From the records below, pull each line that has "поссовет".
━━ Extracted information
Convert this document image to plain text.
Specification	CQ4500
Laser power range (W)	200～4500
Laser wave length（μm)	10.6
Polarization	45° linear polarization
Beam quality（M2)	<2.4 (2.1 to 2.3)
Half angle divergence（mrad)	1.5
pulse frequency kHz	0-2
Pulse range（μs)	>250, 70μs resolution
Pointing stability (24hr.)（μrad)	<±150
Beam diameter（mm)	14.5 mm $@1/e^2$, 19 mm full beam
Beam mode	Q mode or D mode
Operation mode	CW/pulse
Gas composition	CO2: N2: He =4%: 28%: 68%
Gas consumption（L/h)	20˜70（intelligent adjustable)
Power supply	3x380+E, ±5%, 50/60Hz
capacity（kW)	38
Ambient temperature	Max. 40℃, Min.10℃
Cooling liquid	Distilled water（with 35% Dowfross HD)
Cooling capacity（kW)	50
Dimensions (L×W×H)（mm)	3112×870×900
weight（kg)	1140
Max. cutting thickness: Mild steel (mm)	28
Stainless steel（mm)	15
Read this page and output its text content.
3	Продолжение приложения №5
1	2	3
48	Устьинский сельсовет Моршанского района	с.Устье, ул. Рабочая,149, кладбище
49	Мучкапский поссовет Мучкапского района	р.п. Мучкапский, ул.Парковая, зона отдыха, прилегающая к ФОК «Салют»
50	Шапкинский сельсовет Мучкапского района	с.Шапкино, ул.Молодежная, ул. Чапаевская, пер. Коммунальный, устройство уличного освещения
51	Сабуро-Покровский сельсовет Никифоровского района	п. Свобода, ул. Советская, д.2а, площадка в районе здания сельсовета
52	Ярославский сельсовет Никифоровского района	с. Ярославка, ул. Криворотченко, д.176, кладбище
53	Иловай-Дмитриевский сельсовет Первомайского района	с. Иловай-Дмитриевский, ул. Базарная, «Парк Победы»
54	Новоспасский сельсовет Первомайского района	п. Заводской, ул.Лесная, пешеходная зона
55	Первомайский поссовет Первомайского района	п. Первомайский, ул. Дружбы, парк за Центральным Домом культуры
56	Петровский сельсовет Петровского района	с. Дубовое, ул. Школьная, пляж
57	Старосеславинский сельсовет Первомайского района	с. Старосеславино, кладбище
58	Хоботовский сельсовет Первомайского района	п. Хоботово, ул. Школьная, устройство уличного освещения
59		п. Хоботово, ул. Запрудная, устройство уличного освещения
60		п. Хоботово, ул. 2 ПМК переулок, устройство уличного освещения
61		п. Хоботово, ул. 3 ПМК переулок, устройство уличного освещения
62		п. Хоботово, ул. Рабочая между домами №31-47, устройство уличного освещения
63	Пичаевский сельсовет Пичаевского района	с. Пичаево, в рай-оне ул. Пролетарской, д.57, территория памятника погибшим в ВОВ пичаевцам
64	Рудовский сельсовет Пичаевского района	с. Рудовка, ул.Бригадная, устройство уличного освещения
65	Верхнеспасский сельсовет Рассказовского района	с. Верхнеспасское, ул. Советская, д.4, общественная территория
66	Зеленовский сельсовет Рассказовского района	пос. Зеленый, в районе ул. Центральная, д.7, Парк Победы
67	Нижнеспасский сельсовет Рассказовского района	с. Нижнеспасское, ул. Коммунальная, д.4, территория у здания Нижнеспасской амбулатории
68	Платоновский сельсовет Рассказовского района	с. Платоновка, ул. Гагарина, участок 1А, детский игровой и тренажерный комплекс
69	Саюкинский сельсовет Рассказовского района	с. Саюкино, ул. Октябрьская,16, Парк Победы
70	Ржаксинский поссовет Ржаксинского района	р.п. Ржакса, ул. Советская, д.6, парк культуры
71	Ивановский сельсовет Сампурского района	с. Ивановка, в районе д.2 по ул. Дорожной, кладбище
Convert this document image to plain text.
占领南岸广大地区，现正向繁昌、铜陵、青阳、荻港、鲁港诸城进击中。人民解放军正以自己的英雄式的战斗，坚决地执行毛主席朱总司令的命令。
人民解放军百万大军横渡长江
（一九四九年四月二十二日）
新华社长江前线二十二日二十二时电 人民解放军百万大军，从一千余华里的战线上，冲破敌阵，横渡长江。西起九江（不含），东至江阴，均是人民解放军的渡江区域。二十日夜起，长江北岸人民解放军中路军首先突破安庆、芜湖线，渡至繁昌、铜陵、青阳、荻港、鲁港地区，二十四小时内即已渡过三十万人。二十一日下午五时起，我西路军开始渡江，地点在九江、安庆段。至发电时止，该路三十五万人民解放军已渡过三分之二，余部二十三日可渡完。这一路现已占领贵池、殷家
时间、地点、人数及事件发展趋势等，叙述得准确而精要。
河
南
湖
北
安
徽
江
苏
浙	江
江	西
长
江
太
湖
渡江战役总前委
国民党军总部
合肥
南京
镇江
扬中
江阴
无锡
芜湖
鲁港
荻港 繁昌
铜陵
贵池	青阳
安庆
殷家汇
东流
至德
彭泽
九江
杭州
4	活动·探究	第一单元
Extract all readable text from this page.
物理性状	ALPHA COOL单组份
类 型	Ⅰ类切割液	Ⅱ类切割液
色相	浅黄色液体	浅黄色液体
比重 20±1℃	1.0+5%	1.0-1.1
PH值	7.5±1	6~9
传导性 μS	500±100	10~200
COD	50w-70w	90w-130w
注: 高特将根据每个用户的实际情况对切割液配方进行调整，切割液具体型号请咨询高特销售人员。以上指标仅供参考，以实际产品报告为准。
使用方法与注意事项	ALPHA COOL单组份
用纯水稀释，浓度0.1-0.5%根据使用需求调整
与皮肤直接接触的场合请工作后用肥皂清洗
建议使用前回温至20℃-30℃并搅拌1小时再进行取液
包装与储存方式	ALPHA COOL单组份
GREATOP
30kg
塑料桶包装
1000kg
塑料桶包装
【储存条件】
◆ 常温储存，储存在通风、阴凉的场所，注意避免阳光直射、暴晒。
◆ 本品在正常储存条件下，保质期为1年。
━━━━
_Correct response:_
49	Мучкапский поссовет Мучкапского района	р.п. Мучкапский, ул.Парковая, зона отдыха, прилегающая к ФОК «Салют»
55	Первомайский поссовет Первомайского района	п. Первомайский, ул. Дружбы, парк за Центральным Домом культуры
70	Ржаксинский поссовет Ржаксинского района	р.п. Ржакса, ул. Советская, д.6, парк культуры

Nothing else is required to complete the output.